Your instructions: Retype the data below without altering anything.

Figure contents as structured data

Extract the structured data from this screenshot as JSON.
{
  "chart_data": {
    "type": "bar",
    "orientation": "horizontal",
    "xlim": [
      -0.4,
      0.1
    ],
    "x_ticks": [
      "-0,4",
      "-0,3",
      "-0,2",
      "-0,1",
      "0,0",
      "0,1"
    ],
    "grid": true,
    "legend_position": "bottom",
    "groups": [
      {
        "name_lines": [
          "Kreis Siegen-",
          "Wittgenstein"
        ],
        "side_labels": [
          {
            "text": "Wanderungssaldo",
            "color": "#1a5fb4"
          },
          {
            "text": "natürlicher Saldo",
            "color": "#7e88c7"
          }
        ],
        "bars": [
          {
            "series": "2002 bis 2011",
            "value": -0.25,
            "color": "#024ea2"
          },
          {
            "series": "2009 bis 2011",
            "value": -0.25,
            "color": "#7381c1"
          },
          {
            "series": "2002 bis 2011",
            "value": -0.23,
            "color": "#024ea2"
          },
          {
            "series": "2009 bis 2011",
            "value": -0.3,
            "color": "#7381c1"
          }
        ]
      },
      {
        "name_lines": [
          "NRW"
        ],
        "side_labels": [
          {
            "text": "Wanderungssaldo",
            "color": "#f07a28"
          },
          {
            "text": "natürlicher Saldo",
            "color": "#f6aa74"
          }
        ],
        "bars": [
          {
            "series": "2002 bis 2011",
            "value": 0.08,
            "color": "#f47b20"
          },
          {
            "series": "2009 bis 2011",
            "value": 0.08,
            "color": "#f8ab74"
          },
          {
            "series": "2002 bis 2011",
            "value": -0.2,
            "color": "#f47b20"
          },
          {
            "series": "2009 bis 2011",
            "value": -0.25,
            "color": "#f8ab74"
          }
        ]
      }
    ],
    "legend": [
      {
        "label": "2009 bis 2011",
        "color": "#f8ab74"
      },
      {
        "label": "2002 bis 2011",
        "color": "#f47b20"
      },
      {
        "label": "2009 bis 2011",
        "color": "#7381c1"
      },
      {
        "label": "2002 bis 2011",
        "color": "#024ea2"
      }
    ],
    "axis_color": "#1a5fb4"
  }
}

Answer for the task:
Extract the structured data from this screenshot as JSON.
{
  "chart_data": {
    "type": "bar",
    "orientation": "horizontal",
    "xlim": [
      -0.4,
      0.1
    ],
    "x_ticks": [
      "-0,4",
      "-0,3",
      "-0,2",
      "-0,1",
      "0,0",
      "0,1"
    ],
    "grid": true,
    "legend_position": "bottom",
    "groups": [
      {
        "name_lines": [
          "Kreis Siegen-",
          "Wittgenstein"
        ],
        "side_labels": [
          {
            "text": "Wanderungssaldo",
            "color": "#1a5fb4"
          },
          {
            "text": "natürlicher Saldo",
            "color": "#7e88c7"
          }
        ],
        "bars": [
          {
            "series": "2002 bis 2011",
            "value": -0.25,
            "color": "#024ea2"
          },
          {
            "series": "2009 bis 2011",
            "value": -0.25,
            "color": "#7381c1"
          },
          {
            "series": "2002 bis 2011",
            "value": -0.23,
            "color": "#024ea2"
          },
          {
            "series": "2009 bis 2011",
            "value": -0.3,
            "color": "#7381c1"
          }
        ]
      },
      {
        "name_lines": [
          "NRW"
        ],
        "side_labels": [
          {
            "text": "Wanderungssaldo",
            "color": "#f07a28"
          },
          {
            "text": "natürlicher Saldo",
            "color": "#f6aa74"
          }
        ],
        "bars": [
          {
            "series": "2002 bis 2011",
            "value": 0.08,
            "color": "#f47b20"
          },
          {
            "series": "2009 bis 2011",
            "value": 0.08,
            "color": "#f8ab74"
          },
          {
            "series": "2002 bis 2011",
            "value": -0.2,
            "color": "#f47b20"
          },
          {
            "series": "2009 bis 2011",
            "value": -0.25,
            "color": "#f8ab74"
          }
        ]
      }
    ],
    "legend": [
      {
        "label": "2009 bis 2011",
        "color": "#f8ab74"
      },
      {
        "label": "2002 bis 2011",
        "color": "#f47b20"
      },
      {
        "label": "2009 bis 2011",
        "color": "#7381c1"
      },
      {
        "label": "2002 bis 2011",
        "color": "#024ea2"
      }
    ],
    "axis_color": "#1a5fb4"
  }
}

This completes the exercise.